● AIM
Pull each line holding "this" out of the entries below.

——————

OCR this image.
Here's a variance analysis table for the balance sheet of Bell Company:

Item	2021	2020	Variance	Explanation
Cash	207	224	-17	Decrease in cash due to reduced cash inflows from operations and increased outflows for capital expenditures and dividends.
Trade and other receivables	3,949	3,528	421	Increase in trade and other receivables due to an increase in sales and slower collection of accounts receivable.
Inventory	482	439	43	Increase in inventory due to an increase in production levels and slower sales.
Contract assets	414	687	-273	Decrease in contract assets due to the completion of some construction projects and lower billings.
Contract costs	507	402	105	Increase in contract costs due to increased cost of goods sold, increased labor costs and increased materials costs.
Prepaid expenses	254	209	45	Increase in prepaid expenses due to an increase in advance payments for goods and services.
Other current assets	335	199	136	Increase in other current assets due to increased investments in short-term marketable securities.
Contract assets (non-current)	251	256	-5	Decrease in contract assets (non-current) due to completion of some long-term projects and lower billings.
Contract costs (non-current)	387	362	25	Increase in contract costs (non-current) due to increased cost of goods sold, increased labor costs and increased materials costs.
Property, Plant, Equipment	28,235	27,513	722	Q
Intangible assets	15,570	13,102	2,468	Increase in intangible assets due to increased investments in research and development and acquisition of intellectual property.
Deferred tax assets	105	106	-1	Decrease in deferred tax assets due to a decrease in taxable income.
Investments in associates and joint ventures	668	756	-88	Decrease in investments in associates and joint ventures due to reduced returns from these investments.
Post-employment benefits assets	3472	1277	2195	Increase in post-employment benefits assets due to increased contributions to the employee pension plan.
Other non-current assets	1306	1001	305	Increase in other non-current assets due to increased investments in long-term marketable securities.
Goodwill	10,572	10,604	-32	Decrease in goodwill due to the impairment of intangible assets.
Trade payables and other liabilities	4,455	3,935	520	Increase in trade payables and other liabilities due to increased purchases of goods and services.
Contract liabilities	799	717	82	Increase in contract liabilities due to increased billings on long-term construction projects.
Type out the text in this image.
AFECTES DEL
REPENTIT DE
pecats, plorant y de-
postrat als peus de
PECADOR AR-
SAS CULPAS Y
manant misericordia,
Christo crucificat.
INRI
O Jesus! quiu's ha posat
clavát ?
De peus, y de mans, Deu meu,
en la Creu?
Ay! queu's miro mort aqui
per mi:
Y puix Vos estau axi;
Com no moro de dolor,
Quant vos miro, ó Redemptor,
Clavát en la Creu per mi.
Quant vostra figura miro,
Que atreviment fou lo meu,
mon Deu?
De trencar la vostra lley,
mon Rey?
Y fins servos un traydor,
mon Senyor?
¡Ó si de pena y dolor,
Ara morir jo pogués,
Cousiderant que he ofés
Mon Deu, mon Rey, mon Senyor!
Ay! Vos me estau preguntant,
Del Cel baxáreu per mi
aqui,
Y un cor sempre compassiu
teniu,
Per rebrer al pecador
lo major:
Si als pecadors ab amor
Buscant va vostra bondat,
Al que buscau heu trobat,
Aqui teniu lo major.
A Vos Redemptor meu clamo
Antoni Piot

——————

● WORKED SOLUTION
OCR this image.
Type out the text in this image.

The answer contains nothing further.